>> start Material provided
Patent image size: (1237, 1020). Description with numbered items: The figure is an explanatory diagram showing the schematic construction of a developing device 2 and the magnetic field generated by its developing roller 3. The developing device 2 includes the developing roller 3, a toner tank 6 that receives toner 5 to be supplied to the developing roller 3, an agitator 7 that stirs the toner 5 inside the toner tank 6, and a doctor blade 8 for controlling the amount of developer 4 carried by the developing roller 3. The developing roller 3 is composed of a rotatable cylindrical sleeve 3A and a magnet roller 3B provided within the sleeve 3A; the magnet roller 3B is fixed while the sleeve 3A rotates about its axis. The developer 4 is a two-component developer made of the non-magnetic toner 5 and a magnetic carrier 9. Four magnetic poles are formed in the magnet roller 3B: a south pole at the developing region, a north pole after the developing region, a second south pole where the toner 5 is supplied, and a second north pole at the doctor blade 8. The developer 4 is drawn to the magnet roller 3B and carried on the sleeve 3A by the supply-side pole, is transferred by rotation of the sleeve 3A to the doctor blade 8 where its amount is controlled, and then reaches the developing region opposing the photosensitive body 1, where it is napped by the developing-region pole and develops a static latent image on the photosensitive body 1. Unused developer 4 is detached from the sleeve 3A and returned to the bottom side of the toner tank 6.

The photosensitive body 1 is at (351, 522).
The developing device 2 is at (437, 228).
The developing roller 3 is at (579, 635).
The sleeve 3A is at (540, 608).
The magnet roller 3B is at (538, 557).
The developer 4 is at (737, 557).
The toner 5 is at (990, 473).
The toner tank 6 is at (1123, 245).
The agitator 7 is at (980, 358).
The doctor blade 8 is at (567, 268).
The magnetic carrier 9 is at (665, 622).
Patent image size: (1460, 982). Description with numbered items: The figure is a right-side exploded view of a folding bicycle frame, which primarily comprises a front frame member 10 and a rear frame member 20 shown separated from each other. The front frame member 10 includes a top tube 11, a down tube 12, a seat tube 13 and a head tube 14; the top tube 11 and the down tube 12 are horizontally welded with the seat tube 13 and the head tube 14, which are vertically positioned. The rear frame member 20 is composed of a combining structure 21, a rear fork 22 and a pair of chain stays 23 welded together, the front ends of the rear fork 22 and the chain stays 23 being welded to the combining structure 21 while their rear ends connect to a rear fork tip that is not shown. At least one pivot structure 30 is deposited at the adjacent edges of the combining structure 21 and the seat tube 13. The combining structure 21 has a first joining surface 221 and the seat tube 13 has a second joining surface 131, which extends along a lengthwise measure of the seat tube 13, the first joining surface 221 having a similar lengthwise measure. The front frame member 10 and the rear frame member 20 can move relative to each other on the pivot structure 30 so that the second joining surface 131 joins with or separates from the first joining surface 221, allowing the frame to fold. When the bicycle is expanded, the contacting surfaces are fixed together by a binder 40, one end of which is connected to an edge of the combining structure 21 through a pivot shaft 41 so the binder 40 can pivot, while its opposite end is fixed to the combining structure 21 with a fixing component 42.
>> end Material provided
Reproduce every one of the records above word for word, without any changes.

### In response:
Patent image size: (1237, 1020). Description with numbered items: The figure is an explanatory diagram showing the schematic construction of a developing device 2 and the magnetic field generated by its developing roller 3. The developing device 2 includes the developing roller 3, a toner tank 6 that receives toner 5 to be supplied to the developing roller 3, an agitator 7 that stirs the toner 5 inside the toner tank 6, and a doctor blade 8 for controlling the amount of developer 4 carried by the developing roller 3. The developing roller 3 is composed of a rotatable cylindrical sleeve 3A and a magnet roller 3B provided within the sleeve 3A; the magnet roller 3B is fixed while the sleeve 3A rotates about its axis. The developer 4 is a two-component developer made of the non-magnetic toner 5 and a magnetic carrier 9. Four magnetic poles are formed in the magnet roller 3B: a south pole at the developing region, a north pole after the developing region, a second south pole where the toner 5 is supplied, and a second north pole at the doctor blade 8. The developer 4 is drawn to the magnet roller 3B and carried on the sleeve 3A by the supply-side pole, is transferred by rotation of the sleeve 3A to the doctor blade 8 where its amount is controlled, and then reaches the developing region opposing the photosensitive body 1, where it is napped by the developing-region pole and develops a static latent image on the photosensitive body 1. Unused developer 4 is detached from the sleeve 3A and returned to the bottom side of the toner tank 6.

The photosensitive body 1 is at (351, 522).
The developing device 2 is at (437, 228).
The developing roller 3 is at (579, 635).
The sleeve 3A is at (540, 608).
The magnet roller 3B is at (538, 557).
The developer 4 is at (737, 557).
The toner 5 is at (990, 473).
The toner tank 6 is at (1123, 245).
The agitator 7 is at (980, 358).
The doctor blade 8 is at (567, 268).
The magnetic carrier 9 is at (665, 622).
Patent image size: (1460, 982). Description with numbered items: The figure is a right-side exploded view of a folding bicycle frame, which primarily comprises a front frame member 10 and a rear frame member 20 shown separated from each other. The front frame member 10 includes a top tube 11, a down tube 12, a seat tube 13 and a head tube 14; the top tube 11 and the down tube 12 are horizontally welded with the seat tube 13 and the head tube 14, which are vertically positioned. The rear frame member 20 is composed of a combining structure 21, a rear fork 22 and a pair of chain stays 23 welded together, the front ends of the rear fork 22 and the chain stays 23 being welded to the combining structure 21 while their rear ends connect to a rear fork tip that is not shown. At least one pivot structure 30 is deposited at the adjacent edges of the combining structure 21 and the seat tube 13. The combining structure 21 has a first joining surface 221 and the seat tube 13 has a second joining surface 131, which extends along a lengthwise measure of the seat tube 13, the first joining surface 221 having a similar lengthwise measure. The front frame member 10 and the rear frame member 20 can move relative to each other on the pivot structure 30 so that the second joining surface 131 joins with or separates from the first joining surface 221, allowing the frame to fold. When the bicycle is expanded, the contacting surfaces are fixed together by a binder 40, one end of which is connected to an edge of the combining structure 21 through a pivot shaft 41 so the binder 40 can pivot, while its opposite end is fixed to the combining structure 21 with a fixing component 42.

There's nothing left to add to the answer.